=== Exercise prompt ===
Reproduce the listing below without any change.

=== Material provided ===
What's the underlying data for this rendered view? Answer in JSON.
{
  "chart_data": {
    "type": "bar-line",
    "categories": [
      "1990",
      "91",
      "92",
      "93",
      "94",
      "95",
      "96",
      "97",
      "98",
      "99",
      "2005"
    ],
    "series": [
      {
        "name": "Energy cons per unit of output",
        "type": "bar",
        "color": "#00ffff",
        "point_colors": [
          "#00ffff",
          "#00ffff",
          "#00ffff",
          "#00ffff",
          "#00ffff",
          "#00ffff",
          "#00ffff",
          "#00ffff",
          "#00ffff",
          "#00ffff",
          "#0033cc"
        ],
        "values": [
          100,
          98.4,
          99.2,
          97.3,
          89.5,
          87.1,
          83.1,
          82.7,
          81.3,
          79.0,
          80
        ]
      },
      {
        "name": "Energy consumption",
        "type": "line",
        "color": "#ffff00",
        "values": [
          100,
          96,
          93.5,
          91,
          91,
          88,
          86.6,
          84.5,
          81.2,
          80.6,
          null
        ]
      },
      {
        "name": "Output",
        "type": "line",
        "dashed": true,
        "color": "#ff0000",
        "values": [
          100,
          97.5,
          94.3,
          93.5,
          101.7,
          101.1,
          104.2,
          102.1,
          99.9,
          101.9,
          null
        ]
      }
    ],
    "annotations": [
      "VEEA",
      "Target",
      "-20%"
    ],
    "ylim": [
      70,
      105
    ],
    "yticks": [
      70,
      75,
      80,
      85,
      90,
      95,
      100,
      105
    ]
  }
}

=== Exercise answer ===
What's the underlying data for this rendered view? Answer in JSON.
{
  "chart_data": {
    "type": "bar-line",
    "categories": [
      "1990",
      "91",
      "92",
      "93",
      "94",
      "95",
      "96",
      "97",
      "98",
      "99",
      "2005"
    ],
    "series": [
      {
        "name": "Energy cons per unit of output",
        "type": "bar",
        "color": "#00ffff",
        "point_colors": [
          "#00ffff",
          "#00ffff",
          "#00ffff",
          "#00ffff",
          "#00ffff",
          "#00ffff",
          "#00ffff",
          "#00ffff",
          "#00ffff",
          "#00ffff",
          "#0033cc"
        ],
        "values": [
          100,
          98.4,
          99.2,
          97.3,
          89.5,
          87.1,
          83.1,
          82.7,
          81.3,
          79.0,
          80
        ]
      },
      {
        "name": "Energy consumption",
        "type": "line",
        "color": "#ffff00",
        "values": [
          100,
          96,
          93.5,
          91,
          91,
          88,
          86.6,
          84.5,
          81.2,
          80.6,
          null
        ]
      },
      {
        "name": "Output",
        "type": "line",
        "dashed": true,
        "color": "#ff0000",
        "values": [
          100,
          97.5,
          94.3,
          93.5,
          101.7,
          101.1,
          104.2,
          102.1,
          99.9,
          101.9,
          null
        ]
      }
    ],
    "annotations": [
      "VEEA",
      "Target",
      "-20%"
    ],
    "ylim": [
      70,
      105
    ],
    "yticks": [
      70,
      75,
      80,
      85,
      90,
      95,
      100,
      105
    ]
  }
}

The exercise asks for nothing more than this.